Material provided:

++++++++

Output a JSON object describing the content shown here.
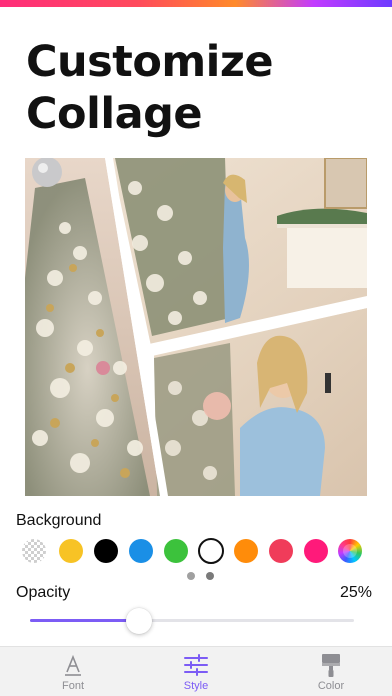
{
  "header": {
    "title_line1": "Customize",
    "title_line2": "Collage",
    "accent_gradient": [
      "#ff2d7a",
      "#ff8a2a",
      "#c23bff",
      "#6d3bff"
    ]
  },
  "background": {
    "label": "Background",
    "swatches": [
      {
        "name": "transparent",
        "color": "transparent"
      },
      {
        "name": "yellow",
        "color": "#f7c325"
      },
      {
        "name": "black",
        "color": "#000000"
      },
      {
        "name": "blue",
        "color": "#1a8fe6"
      },
      {
        "name": "green",
        "color": "#3cc23c"
      },
      {
        "name": "white",
        "color": "#ffffff",
        "selected": true
      },
      {
        "name": "orange",
        "color": "#ff8c0a"
      },
      {
        "name": "red",
        "color": "#f03c5a"
      },
      {
        "name": "pink",
        "color": "#ff1a7a"
      },
      {
        "name": "rainbow",
        "color": "multicolor"
      }
    ],
    "page_count": 2,
    "current_page": 1
  },
  "opacity": {
    "label": "Opacity",
    "value_text": "25%",
    "value": 0.25,
    "accent_color": "#7c5cf5"
  },
  "tabs": [
    {
      "label": "Font",
      "icon": "font-icon",
      "active": false
    },
    {
      "label": "Style",
      "icon": "sliders-icon",
      "active": true
    },
    {
      "label": "Color",
      "icon": "paint-roller-icon",
      "active": false
    }
  ]
}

++++++++

Short problem: Every record must be copied exactly, with images dropped from the result.

Final answer:
Output a JSON object describing the content shown here.
{
  "header": {
    "title_line1": "Customize",
    "title_line2": "Collage",
    "accent_gradient": [
      "#ff2d7a",
      "#ff8a2a",
      "#c23bff",
      "#6d3bff"
    ]
  },
  "background": {
    "label": "Background",
    "swatches": [
      {
        "name": "transparent",
        "color": "transparent"
      },
      {
        "name": "yellow",
        "color": "#f7c325"
      },
      {
        "name": "black",
        "color": "#000000"
      },
      {
        "name": "blue",
        "color": "#1a8fe6"
      },
      {
        "name": "green",
        "color": "#3cc23c"
      },
      {
        "name": "white",
        "color": "#ffffff",
        "selected": true
      },
      {
        "name": "orange",
        "color": "#ff8c0a"
      },
      {
        "name": "red",
        "color": "#f03c5a"
      },
      {
        "name": "pink",
        "color": "#ff1a7a"
      },
      {
        "name": "rainbow",
        "color": "multicolor"
      }
    ],
    "page_count": 2,
    "current_page": 1
  },
  "opacity": {
    "label": "Opacity",
    "value_text": "25%",
    "value": 0.25,
    "accent_color": "#7c5cf5"
  },
  "tabs": [
    {
      "label": "Font",
      "icon": "font-icon",
      "active": false
    },
    {
      "label": "Style",
      "icon": "sliders-icon",
      "active": true
    },
    {
      "label": "Color",
      "icon": "paint-roller-icon",
      "active": false
    }
  ]
}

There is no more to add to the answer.